[GOAL]: Wherever the word "getting" appears in the entries, copy the whole line.
— start DATASET RECORDS —
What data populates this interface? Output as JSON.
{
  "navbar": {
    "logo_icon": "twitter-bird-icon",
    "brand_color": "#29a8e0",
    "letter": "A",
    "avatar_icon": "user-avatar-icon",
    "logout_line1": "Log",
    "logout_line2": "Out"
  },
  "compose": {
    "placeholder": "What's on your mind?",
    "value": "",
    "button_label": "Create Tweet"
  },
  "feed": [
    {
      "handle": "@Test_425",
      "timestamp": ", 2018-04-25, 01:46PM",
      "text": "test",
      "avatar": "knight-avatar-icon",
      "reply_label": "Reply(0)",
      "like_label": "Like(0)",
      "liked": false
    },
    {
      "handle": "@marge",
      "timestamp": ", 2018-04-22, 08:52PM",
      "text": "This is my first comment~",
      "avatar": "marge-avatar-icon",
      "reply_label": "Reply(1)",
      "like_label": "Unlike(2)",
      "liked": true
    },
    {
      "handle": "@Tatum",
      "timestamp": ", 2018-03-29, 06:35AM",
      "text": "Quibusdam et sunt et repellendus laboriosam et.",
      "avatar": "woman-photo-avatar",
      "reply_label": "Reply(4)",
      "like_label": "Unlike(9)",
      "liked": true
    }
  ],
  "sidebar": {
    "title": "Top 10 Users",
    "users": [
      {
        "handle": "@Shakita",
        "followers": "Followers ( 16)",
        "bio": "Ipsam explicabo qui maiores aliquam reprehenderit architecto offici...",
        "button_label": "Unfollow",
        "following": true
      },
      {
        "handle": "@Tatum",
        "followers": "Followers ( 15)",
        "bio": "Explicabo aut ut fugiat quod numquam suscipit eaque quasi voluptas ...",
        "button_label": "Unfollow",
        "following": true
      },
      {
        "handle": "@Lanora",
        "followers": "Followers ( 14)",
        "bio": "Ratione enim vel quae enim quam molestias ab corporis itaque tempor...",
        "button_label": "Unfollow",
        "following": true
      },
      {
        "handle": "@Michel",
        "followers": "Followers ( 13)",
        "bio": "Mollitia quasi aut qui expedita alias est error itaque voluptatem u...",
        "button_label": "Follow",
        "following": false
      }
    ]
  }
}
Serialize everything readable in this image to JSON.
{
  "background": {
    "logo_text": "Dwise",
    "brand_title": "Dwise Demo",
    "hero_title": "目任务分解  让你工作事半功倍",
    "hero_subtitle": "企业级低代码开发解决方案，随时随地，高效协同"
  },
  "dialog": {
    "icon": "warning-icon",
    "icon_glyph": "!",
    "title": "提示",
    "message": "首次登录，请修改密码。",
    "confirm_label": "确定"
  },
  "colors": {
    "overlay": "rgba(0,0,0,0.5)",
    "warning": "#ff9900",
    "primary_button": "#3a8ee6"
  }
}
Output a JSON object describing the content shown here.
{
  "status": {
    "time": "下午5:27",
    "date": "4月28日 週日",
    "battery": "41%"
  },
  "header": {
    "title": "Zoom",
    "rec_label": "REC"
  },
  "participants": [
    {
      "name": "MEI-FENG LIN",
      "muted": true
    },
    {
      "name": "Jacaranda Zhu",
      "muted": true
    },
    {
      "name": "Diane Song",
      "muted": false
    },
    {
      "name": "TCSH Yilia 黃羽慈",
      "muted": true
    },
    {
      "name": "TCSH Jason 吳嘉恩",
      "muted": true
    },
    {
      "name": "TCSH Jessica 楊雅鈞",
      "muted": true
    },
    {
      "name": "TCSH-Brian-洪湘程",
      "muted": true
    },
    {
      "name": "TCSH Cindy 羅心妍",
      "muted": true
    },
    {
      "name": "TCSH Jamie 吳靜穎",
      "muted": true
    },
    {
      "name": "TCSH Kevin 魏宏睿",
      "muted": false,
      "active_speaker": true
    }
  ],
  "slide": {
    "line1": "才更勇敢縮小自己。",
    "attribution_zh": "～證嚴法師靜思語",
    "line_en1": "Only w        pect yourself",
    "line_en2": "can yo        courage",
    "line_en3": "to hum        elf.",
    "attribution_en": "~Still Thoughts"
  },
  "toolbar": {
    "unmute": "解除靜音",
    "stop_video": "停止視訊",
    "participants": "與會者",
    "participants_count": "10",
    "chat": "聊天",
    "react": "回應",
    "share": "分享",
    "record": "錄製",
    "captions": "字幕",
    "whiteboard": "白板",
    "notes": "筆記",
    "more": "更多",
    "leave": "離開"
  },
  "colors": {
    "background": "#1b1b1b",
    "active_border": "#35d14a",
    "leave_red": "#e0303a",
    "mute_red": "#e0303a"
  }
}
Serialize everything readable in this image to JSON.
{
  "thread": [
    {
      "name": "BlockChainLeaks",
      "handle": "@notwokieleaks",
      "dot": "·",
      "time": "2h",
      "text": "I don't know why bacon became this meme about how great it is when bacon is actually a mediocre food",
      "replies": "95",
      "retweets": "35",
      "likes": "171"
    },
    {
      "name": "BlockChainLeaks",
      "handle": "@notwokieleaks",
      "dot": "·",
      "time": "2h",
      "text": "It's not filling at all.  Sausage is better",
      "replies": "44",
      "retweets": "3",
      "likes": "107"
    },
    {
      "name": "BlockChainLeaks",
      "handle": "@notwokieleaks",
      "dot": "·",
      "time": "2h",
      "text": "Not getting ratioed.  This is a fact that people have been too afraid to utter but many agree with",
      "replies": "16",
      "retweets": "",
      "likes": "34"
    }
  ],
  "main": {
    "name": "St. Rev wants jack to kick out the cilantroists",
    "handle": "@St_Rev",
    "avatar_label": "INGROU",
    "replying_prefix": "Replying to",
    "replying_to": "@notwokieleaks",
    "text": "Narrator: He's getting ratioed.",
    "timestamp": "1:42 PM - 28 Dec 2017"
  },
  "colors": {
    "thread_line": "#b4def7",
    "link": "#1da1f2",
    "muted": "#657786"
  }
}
— end DATASET RECORDS —
[WRITTEN SOLUTION]:
      "text": "Not getting ratioed.  This is a fact that people have been too afraid to utter but many agree with",
    "text": "Narrator: He's getting ratioed.",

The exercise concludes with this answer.